- **TASK DESCRIPTION**
Pull every line with the word "that" out of the entries below.

# START OF PROVIDED DATA

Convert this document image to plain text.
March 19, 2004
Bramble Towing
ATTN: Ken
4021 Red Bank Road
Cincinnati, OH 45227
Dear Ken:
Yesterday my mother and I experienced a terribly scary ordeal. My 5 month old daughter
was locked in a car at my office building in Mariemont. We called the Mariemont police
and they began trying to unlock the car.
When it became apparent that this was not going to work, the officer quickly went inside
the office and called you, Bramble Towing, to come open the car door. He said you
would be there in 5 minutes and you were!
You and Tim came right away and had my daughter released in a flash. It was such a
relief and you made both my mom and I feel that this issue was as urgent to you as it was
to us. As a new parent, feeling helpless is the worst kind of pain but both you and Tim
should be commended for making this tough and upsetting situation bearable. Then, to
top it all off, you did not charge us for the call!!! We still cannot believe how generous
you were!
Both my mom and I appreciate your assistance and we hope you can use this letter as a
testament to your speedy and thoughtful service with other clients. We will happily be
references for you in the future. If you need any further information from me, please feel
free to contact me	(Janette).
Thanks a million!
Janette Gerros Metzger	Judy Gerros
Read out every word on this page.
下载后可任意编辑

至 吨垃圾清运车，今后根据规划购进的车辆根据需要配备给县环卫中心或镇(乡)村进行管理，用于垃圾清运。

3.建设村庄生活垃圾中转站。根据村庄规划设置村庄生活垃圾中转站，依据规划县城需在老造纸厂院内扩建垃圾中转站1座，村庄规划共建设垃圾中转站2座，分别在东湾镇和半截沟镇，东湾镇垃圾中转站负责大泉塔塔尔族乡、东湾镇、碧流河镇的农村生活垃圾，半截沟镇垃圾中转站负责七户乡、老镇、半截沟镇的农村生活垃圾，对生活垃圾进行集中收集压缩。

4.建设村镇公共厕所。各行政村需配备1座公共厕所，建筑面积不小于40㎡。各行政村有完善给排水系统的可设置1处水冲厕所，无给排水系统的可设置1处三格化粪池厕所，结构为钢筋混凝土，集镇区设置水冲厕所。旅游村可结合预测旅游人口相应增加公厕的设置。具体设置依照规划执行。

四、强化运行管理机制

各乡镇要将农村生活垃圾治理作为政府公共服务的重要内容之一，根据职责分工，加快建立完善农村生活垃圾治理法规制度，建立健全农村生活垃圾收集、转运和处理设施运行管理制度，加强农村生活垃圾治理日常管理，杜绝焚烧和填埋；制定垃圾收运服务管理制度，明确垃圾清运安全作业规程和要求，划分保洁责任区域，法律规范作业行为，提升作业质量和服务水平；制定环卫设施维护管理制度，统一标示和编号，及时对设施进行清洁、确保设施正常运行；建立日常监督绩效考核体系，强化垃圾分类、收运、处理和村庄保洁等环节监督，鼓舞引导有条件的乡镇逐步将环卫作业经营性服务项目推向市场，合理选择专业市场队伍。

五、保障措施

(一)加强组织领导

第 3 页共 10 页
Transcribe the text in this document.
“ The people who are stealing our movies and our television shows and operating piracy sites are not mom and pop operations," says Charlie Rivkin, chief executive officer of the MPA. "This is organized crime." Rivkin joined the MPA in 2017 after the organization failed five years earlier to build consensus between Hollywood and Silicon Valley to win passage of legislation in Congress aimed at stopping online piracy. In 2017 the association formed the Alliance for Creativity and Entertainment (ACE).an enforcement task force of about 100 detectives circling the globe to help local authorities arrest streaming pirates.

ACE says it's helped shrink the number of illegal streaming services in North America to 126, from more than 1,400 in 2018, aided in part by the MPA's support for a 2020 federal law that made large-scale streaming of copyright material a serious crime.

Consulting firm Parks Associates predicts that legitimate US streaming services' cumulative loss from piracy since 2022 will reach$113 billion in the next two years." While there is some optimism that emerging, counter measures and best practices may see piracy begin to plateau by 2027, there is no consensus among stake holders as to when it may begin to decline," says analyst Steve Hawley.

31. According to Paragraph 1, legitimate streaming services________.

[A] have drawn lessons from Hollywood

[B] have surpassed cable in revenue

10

# END OF PROVIDED DATA

- **COMPLETE RESPONSE**
When it became apparent that this was not going to work, the officer quickly went inside
relief and you made both my mom and I feel that this issue was as urgent to you as it was
ACE says it's helped shrink the number of illegal streaming services in North America to 126, from more than 1,400 in 2018, aided in part by the MPA's support for a 2020 federal law that made large-scale streaming of copyright material a serious crime.
Consulting firm Parks Associates predicts that legitimate US streaming services' cumulative loss from piracy since 2022 will reach$113 billion in the next two years." While there is some optimism that emerging, counter measures and best practices may see piracy begin to plateau by 2027, there is no consensus among stake holders as to when it may begin to decline," says analyst Steve Hawley.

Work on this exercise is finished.